* Task goal
Exact repetition is required: output every record in full.

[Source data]

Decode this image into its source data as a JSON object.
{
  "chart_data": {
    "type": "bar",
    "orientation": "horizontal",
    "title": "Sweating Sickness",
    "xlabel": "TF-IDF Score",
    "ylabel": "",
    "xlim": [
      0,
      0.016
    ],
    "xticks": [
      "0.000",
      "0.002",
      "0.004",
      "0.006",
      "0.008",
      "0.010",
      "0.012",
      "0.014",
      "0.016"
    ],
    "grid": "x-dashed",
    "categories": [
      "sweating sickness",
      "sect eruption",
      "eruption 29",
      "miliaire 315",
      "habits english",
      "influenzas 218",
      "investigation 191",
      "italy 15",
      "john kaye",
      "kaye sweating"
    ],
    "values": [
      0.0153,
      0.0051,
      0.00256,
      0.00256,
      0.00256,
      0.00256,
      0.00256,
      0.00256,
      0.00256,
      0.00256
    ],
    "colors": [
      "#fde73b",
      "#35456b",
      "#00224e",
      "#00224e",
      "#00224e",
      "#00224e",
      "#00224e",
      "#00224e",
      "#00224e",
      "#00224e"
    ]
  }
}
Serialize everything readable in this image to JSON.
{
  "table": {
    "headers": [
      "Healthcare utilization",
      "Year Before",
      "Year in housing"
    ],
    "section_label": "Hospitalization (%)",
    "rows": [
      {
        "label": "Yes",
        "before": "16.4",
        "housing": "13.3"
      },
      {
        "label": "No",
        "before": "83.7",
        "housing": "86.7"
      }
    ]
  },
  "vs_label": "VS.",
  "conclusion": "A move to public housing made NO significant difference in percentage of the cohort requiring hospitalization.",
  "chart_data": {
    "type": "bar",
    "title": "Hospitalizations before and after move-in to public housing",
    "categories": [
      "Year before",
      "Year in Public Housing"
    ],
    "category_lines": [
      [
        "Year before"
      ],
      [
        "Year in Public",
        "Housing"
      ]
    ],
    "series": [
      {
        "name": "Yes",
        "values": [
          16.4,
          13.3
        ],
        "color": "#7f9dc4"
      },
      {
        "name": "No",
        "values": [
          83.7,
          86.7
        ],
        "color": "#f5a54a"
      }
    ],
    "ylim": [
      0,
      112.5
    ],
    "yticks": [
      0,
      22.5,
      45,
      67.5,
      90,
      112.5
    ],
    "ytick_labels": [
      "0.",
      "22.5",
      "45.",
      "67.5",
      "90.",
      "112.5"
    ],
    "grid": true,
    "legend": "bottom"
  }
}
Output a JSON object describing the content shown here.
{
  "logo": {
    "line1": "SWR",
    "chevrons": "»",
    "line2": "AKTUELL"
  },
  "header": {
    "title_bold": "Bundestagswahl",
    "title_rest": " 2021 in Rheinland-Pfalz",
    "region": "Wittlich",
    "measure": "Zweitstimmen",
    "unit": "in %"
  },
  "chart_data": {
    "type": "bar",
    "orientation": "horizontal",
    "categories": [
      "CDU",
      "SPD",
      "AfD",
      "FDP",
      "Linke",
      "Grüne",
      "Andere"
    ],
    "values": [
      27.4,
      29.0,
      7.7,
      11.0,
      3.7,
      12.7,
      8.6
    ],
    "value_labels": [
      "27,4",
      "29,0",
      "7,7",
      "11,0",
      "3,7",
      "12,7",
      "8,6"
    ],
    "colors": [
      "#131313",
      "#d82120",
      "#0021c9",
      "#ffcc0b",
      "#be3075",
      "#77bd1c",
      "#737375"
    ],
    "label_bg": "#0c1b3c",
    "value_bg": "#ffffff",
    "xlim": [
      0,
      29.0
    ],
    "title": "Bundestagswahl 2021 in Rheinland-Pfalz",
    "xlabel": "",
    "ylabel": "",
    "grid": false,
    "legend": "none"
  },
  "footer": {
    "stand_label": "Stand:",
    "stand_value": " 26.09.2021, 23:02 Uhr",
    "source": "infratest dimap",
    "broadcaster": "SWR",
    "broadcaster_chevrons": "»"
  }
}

* Written solution
Decode this image into its source data as a JSON object.
{
  "chart_data": {
    "type": "bar",
    "orientation": "horizontal",
    "title": "Sweating Sickness",
    "xlabel": "TF-IDF Score",
    "ylabel": "",
    "xlim": [
      0,
      0.016
    ],
    "xticks": [
      "0.000",
      "0.002",
      "0.004",
      "0.006",
      "0.008",
      "0.010",
      "0.012",
      "0.014",
      "0.016"
    ],
    "grid": "x-dashed",
    "categories": [
      "sweating sickness",
      "sect eruption",
      "eruption 29",
      "miliaire 315",
      "habits english",
      "influenzas 218",
      "investigation 191",
      "italy 15",
      "john kaye",
      "kaye sweating"
    ],
    "values": [
      0.0153,
      0.0051,
      0.00256,
      0.00256,
      0.00256,
      0.00256,
      0.00256,
      0.00256,
      0.00256,
      0.00256
    ],
    "colors": [
      "#fde73b",
      "#35456b",
      "#00224e",
      "#00224e",
      "#00224e",
      "#00224e",
      "#00224e",
      "#00224e",
      "#00224e",
      "#00224e"
    ]
  }
}
Serialize everything readable in this image to JSON.
{
  "table": {
    "headers": [
      "Healthcare utilization",
      "Year Before",
      "Year in housing"
    ],
    "section_label": "Hospitalization (%)",
    "rows": [
      {
        "label": "Yes",
        "before": "16.4",
        "housing": "13.3"
      },
      {
        "label": "No",
        "before": "83.7",
        "housing": "86.7"
      }
    ]
  },
  "vs_label": "VS.",
  "conclusion": "A move to public housing made NO significant difference in percentage of the cohort requiring hospitalization.",
  "chart_data": {
    "type": "bar",
    "title": "Hospitalizations before and after move-in to public housing",
    "categories": [
      "Year before",
      "Year in Public Housing"
    ],
    "category_lines": [
      [
        "Year before"
      ],
      [
        "Year in Public",
        "Housing"
      ]
    ],
    "series": [
      {
        "name": "Yes",
        "values": [
          16.4,
          13.3
        ],
        "color": "#7f9dc4"
      },
      {
        "name": "No",
        "values": [
          83.7,
          86.7
        ],
        "color": "#f5a54a"
      }
    ],
    "ylim": [
      0,
      112.5
    ],
    "yticks": [
      0,
      22.5,
      45,
      67.5,
      90,
      112.5
    ],
    "ytick_labels": [
      "0.",
      "22.5",
      "45.",
      "67.5",
      "90.",
      "112.5"
    ],
    "grid": true,
    "legend": "bottom"
  }
}
Output a JSON object describing the content shown here.
{
  "logo": {
    "line1": "SWR",
    "chevrons": "»",
    "line2": "AKTUELL"
  },
  "header": {
    "title_bold": "Bundestagswahl",
    "title_rest": " 2021 in Rheinland-Pfalz",
    "region": "Wittlich",
    "measure": "Zweitstimmen",
    "unit": "in %"
  },
  "chart_data": {
    "type": "bar",
    "orientation": "horizontal",
    "categories": [
      "CDU",
      "SPD",
      "AfD",
      "FDP",
      "Linke",
      "Grüne",
      "Andere"
    ],
    "values": [
      27.4,
      29.0,
      7.7,
      11.0,
      3.7,
      12.7,
      8.6
    ],
    "value_labels": [
      "27,4",
      "29,0",
      "7,7",
      "11,0",
      "3,7",
      "12,7",
      "8,6"
    ],
    "colors": [
      "#131313",
      "#d82120",
      "#0021c9",
      "#ffcc0b",
      "#be3075",
      "#77bd1c",
      "#737375"
    ],
    "label_bg": "#0c1b3c",
    "value_bg": "#ffffff",
    "xlim": [
      0,
      29.0
    ],
    "title": "Bundestagswahl 2021 in Rheinland-Pfalz",
    "xlabel": "",
    "ylabel": "",
    "grid": false,
    "legend": "none"
  },
  "footer": {
    "stand_label": "Stand:",
    "stand_value": " 26.09.2021, 23:02 Uhr",
    "source": "infratest dimap",
    "broadcaster": "SWR",
    "broadcaster_chevrons": "»"
  }
}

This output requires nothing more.